### GOAL OF THE EXERCISE
Check each line of the records below and collect those that include the word "скоро".

■ ■ ■ ■

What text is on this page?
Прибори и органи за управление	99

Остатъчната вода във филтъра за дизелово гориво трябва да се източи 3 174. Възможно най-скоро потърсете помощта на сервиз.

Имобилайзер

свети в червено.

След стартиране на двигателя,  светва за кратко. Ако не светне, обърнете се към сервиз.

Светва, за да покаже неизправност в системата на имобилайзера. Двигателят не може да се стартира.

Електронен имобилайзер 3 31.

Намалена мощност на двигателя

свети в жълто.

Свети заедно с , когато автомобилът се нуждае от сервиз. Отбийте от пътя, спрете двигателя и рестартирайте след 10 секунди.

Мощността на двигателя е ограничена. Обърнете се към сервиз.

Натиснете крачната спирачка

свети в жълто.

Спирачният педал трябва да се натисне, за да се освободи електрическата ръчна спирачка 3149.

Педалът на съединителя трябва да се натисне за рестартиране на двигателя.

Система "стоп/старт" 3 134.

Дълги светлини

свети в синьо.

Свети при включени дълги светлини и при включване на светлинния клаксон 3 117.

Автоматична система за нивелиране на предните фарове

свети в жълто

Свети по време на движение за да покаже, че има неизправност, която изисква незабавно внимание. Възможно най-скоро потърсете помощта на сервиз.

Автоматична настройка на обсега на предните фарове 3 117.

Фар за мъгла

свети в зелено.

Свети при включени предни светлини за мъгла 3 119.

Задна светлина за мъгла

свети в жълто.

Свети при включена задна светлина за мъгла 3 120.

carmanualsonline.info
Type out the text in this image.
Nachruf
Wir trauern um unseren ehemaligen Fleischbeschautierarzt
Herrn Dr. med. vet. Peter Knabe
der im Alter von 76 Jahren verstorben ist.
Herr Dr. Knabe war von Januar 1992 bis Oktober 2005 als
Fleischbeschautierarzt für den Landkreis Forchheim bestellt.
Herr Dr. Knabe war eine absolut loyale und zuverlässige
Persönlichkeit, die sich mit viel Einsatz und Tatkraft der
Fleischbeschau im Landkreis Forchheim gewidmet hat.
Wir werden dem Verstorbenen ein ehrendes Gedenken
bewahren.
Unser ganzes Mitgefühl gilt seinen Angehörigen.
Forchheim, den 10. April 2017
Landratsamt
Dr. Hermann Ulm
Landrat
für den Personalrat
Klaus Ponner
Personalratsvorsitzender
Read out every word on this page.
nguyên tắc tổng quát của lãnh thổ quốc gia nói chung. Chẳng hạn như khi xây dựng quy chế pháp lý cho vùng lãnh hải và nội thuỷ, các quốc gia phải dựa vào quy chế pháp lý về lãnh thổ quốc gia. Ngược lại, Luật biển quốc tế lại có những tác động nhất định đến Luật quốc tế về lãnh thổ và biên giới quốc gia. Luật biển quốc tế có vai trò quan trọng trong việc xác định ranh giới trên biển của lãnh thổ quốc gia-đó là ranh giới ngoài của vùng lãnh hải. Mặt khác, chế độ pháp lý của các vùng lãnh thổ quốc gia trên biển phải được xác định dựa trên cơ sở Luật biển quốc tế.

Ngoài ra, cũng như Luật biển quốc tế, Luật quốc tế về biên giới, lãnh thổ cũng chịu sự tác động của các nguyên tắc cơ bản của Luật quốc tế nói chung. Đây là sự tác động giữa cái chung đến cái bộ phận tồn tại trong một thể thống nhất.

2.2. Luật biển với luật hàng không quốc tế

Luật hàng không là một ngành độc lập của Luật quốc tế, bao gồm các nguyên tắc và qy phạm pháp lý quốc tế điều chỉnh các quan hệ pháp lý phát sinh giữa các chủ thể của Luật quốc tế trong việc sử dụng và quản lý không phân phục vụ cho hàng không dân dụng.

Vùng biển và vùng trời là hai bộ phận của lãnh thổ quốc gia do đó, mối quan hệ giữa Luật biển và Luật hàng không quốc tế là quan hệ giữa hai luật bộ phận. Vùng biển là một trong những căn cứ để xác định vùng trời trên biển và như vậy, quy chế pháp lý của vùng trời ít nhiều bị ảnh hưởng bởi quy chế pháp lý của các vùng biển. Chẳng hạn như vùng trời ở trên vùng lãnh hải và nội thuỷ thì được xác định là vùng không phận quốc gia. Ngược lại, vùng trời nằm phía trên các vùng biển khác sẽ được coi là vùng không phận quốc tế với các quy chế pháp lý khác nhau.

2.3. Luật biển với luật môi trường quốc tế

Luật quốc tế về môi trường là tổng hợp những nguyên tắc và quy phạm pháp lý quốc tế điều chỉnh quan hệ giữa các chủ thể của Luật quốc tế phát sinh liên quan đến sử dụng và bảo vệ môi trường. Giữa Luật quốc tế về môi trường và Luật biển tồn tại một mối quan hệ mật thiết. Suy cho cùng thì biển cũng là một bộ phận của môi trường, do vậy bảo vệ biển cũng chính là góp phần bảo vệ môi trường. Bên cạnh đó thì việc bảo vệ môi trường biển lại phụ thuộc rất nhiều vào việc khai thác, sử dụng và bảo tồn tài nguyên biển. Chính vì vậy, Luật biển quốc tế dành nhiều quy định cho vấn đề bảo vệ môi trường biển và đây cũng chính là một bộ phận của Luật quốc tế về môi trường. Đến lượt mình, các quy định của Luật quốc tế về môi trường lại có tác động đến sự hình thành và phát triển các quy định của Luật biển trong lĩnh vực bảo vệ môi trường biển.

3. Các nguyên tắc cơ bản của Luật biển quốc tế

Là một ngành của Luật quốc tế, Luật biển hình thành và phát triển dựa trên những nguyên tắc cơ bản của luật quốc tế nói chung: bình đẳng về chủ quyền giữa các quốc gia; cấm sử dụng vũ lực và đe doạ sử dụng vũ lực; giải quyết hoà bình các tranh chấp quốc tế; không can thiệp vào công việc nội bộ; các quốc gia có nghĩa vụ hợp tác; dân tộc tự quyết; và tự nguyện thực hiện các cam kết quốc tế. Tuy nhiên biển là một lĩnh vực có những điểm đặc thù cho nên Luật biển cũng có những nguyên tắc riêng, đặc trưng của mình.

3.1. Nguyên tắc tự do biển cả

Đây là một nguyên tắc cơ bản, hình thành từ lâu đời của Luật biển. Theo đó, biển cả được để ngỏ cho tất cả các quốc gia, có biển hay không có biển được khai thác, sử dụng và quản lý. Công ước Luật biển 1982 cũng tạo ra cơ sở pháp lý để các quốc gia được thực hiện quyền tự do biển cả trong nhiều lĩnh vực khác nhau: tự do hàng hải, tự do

■ ■ ■ ■

### TASK SOLUTION
Остатъчната вода във филтъра за дизелово гориво трябва да се източи 3 174. Възможно най-скоро потърсете помощта на сервиз.
Свети по време на движение за да покаже, че има неизправност, която изисква незабавно внимание. Възможно най-скоро потърсете помощта на сервиз.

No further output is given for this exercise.